> _Work required_
The records that follow should be retyped word for word.

> _Dataset content_
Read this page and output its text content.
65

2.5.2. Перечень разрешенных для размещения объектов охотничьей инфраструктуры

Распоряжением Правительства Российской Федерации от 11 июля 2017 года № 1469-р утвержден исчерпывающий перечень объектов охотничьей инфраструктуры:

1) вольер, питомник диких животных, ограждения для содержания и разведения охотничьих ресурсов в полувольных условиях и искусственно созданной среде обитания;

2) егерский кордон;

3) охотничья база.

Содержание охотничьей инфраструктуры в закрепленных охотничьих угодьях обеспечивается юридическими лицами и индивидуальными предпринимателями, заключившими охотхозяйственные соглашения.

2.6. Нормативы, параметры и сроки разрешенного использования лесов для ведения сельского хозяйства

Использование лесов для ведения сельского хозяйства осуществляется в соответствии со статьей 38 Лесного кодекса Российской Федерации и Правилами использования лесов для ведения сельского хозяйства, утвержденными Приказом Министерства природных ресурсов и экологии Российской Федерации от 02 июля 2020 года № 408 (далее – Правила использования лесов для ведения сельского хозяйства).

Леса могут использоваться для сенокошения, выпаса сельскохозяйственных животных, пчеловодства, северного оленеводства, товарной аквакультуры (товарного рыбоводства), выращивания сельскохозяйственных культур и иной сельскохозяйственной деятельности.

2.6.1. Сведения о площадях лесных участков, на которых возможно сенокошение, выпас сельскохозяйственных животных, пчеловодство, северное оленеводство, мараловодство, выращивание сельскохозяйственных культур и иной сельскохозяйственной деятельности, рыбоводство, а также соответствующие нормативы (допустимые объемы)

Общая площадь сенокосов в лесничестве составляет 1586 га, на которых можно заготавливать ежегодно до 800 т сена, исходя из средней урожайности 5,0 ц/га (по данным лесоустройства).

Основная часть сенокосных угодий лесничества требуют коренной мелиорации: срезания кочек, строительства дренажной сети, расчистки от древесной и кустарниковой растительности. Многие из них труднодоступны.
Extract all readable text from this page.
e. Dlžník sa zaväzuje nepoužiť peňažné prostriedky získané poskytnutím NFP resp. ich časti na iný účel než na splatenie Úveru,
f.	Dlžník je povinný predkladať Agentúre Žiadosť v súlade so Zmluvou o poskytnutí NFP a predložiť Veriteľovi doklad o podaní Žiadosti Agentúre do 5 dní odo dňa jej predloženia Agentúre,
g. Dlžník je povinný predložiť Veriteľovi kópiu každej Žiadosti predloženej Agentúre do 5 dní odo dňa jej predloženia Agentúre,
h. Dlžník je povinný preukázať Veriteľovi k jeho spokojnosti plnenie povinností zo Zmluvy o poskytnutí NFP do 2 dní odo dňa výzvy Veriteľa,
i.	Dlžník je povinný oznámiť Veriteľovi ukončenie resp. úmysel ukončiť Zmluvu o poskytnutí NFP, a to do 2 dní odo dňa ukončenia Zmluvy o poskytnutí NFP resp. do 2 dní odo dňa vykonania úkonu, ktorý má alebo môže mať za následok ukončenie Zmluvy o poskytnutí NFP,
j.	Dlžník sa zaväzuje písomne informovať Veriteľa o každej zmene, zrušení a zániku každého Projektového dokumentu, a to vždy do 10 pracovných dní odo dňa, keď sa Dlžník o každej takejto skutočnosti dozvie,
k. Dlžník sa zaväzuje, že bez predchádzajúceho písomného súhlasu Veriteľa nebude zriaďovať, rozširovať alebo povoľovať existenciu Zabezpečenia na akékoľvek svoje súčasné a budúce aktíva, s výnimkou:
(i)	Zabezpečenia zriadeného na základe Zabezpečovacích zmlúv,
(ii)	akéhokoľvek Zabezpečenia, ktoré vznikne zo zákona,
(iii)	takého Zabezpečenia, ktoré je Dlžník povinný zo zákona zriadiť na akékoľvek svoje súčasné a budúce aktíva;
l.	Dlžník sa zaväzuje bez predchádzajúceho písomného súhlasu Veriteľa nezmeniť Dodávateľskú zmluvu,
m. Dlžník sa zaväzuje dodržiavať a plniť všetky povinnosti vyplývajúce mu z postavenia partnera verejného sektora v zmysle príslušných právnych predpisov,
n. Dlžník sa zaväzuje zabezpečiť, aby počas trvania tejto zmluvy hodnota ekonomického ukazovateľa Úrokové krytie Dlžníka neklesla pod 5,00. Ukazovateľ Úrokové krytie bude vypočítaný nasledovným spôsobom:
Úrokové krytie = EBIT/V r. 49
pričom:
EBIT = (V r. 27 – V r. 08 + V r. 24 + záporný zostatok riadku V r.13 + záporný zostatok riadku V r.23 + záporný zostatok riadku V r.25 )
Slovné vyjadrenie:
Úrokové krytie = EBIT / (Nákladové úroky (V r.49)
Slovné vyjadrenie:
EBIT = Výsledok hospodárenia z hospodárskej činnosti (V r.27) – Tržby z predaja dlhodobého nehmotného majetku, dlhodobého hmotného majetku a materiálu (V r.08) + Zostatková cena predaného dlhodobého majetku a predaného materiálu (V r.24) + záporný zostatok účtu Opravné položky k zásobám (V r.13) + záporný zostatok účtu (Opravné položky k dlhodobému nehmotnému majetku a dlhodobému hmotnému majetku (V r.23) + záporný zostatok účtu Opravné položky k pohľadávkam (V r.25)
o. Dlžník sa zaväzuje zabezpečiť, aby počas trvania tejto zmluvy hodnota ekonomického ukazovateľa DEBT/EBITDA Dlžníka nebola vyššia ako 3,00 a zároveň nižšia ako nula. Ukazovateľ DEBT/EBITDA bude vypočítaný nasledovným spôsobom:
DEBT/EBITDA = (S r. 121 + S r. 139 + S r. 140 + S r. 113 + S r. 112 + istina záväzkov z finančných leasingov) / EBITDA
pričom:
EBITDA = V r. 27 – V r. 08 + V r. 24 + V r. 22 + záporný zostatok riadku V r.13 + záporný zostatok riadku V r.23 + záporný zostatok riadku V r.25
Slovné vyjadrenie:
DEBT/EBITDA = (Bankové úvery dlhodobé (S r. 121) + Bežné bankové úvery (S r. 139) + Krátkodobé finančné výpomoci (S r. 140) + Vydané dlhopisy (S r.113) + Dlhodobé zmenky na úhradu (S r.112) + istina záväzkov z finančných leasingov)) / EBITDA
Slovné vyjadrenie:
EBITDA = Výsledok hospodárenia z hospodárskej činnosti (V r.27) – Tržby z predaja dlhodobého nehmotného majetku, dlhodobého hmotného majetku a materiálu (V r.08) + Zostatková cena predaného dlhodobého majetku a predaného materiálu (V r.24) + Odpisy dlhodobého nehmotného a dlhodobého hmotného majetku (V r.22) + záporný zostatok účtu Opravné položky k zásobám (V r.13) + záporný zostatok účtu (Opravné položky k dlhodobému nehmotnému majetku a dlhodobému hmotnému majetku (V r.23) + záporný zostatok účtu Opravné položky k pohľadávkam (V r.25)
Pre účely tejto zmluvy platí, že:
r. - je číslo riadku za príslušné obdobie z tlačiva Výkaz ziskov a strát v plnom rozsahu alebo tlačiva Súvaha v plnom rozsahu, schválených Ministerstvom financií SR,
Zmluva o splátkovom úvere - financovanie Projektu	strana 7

> _Exercise result_
Read this page and output its text content.
65

2.5.2. Перечень разрешенных для размещения объектов охотничьей инфраструктуры

Распоряжением Правительства Российской Федерации от 11 июля 2017 года № 1469-р утвержден исчерпывающий перечень объектов охотничьей инфраструктуры:

1) вольер, питомник диких животных, ограждения для содержания и разведения охотничьих ресурсов в полувольных условиях и искусственно созданной среде обитания;

2) егерский кордон;

3) охотничья база.

Содержание охотничьей инфраструктуры в закрепленных охотничьих угодьях обеспечивается юридическими лицами и индивидуальными предпринимателями, заключившими охотхозяйственные соглашения.

2.6. Нормативы, параметры и сроки разрешенного использования лесов для ведения сельского хозяйства

Использование лесов для ведения сельского хозяйства осуществляется в соответствии со статьей 38 Лесного кодекса Российской Федерации и Правилами использования лесов для ведения сельского хозяйства, утвержденными Приказом Министерства природных ресурсов и экологии Российской Федерации от 02 июля 2020 года № 408 (далее – Правила использования лесов для ведения сельского хозяйства).

Леса могут использоваться для сенокошения, выпаса сельскохозяйственных животных, пчеловодства, северного оленеводства, товарной аквакультуры (товарного рыбоводства), выращивания сельскохозяйственных культур и иной сельскохозяйственной деятельности.

2.6.1. Сведения о площадях лесных участков, на которых возможно сенокошение, выпас сельскохозяйственных животных, пчеловодство, северное оленеводство, мараловодство, выращивание сельскохозяйственных культур и иной сельскохозяйственной деятельности, рыбоводство, а также соответствующие нормативы (допустимые объемы)

Общая площадь сенокосов в лесничестве составляет 1586 га, на которых можно заготавливать ежегодно до 800 т сена, исходя из средней урожайности 5,0 ц/га (по данным лесоустройства).

Основная часть сенокосных угодий лесничества требуют коренной мелиорации: срезания кочек, строительства дренажной сети, расчистки от древесной и кустарниковой растительности. Многие из них труднодоступны.
Extract all readable text from this page.
e. Dlžník sa zaväzuje nepoužiť peňažné prostriedky získané poskytnutím NFP resp. ich časti na iný účel než na splatenie Úveru,
f.	Dlžník je povinný predkladať Agentúre Žiadosť v súlade so Zmluvou o poskytnutí NFP a predložiť Veriteľovi doklad o podaní Žiadosti Agentúre do 5 dní odo dňa jej predloženia Agentúre,
g. Dlžník je povinný predložiť Veriteľovi kópiu každej Žiadosti predloženej Agentúre do 5 dní odo dňa jej predloženia Agentúre,
h. Dlžník je povinný preukázať Veriteľovi k jeho spokojnosti plnenie povinností zo Zmluvy o poskytnutí NFP do 2 dní odo dňa výzvy Veriteľa,
i.	Dlžník je povinný oznámiť Veriteľovi ukončenie resp. úmysel ukončiť Zmluvu o poskytnutí NFP, a to do 2 dní odo dňa ukončenia Zmluvy o poskytnutí NFP resp. do 2 dní odo dňa vykonania úkonu, ktorý má alebo môže mať za následok ukončenie Zmluvy o poskytnutí NFP,
j.	Dlžník sa zaväzuje písomne informovať Veriteľa o každej zmene, zrušení a zániku každého Projektového dokumentu, a to vždy do 10 pracovných dní odo dňa, keď sa Dlžník o každej takejto skutočnosti dozvie,
k. Dlžník sa zaväzuje, že bez predchádzajúceho písomného súhlasu Veriteľa nebude zriaďovať, rozširovať alebo povoľovať existenciu Zabezpečenia na akékoľvek svoje súčasné a budúce aktíva, s výnimkou:
(i)	Zabezpečenia zriadeného na základe Zabezpečovacích zmlúv,
(ii)	akéhokoľvek Zabezpečenia, ktoré vznikne zo zákona,
(iii)	takého Zabezpečenia, ktoré je Dlžník povinný zo zákona zriadiť na akékoľvek svoje súčasné a budúce aktíva;
l.	Dlžník sa zaväzuje bez predchádzajúceho písomného súhlasu Veriteľa nezmeniť Dodávateľskú zmluvu,
m. Dlžník sa zaväzuje dodržiavať a plniť všetky povinnosti vyplývajúce mu z postavenia partnera verejného sektora v zmysle príslušných právnych predpisov,
n. Dlžník sa zaväzuje zabezpečiť, aby počas trvania tejto zmluvy hodnota ekonomického ukazovateľa Úrokové krytie Dlžníka neklesla pod 5,00. Ukazovateľ Úrokové krytie bude vypočítaný nasledovným spôsobom:
Úrokové krytie = EBIT/V r. 49
pričom:
EBIT = (V r. 27 – V r. 08 + V r. 24 + záporný zostatok riadku V r.13 + záporný zostatok riadku V r.23 + záporný zostatok riadku V r.25 )
Slovné vyjadrenie:
Úrokové krytie = EBIT / (Nákladové úroky (V r.49)
Slovné vyjadrenie:
EBIT = Výsledok hospodárenia z hospodárskej činnosti (V r.27) – Tržby z predaja dlhodobého nehmotného majetku, dlhodobého hmotného majetku a materiálu (V r.08) + Zostatková cena predaného dlhodobého majetku a predaného materiálu (V r.24) + záporný zostatok účtu Opravné položky k zásobám (V r.13) + záporný zostatok účtu (Opravné položky k dlhodobému nehmotnému majetku a dlhodobému hmotnému majetku (V r.23) + záporný zostatok účtu Opravné položky k pohľadávkam (V r.25)
o. Dlžník sa zaväzuje zabezpečiť, aby počas trvania tejto zmluvy hodnota ekonomického ukazovateľa DEBT/EBITDA Dlžníka nebola vyššia ako 3,00 a zároveň nižšia ako nula. Ukazovateľ DEBT/EBITDA bude vypočítaný nasledovným spôsobom:
DEBT/EBITDA = (S r. 121 + S r. 139 + S r. 140 + S r. 113 + S r. 112 + istina záväzkov z finančných leasingov) / EBITDA
pričom:
EBITDA = V r. 27 – V r. 08 + V r. 24 + V r. 22 + záporný zostatok riadku V r.13 + záporný zostatok riadku V r.23 + záporný zostatok riadku V r.25
Slovné vyjadrenie:
DEBT/EBITDA = (Bankové úvery dlhodobé (S r. 121) + Bežné bankové úvery (S r. 139) + Krátkodobé finančné výpomoci (S r. 140) + Vydané dlhopisy (S r.113) + Dlhodobé zmenky na úhradu (S r.112) + istina záväzkov z finančných leasingov)) / EBITDA
Slovné vyjadrenie:
EBITDA = Výsledok hospodárenia z hospodárskej činnosti (V r.27) – Tržby z predaja dlhodobého nehmotného majetku, dlhodobého hmotného majetku a materiálu (V r.08) + Zostatková cena predaného dlhodobého majetku a predaného materiálu (V r.24) + Odpisy dlhodobého nehmotného a dlhodobého hmotného majetku (V r.22) + záporný zostatok účtu Opravné položky k zásobám (V r.13) + záporný zostatok účtu (Opravné položky k dlhodobému nehmotnému majetku a dlhodobému hmotnému majetku (V r.23) + záporný zostatok účtu Opravné položky k pohľadávkam (V r.25)
Pre účely tejto zmluvy platí, že:
r. - je číslo riadku za príslušné obdobie z tlačiva Výkaz ziskov a strát v plnom rozsahu alebo tlačiva Súvaha v plnom rozsahu, schválených Ministerstvom financií SR,
Zmluva o splátkovom úvere - financovanie Projektu	strana 7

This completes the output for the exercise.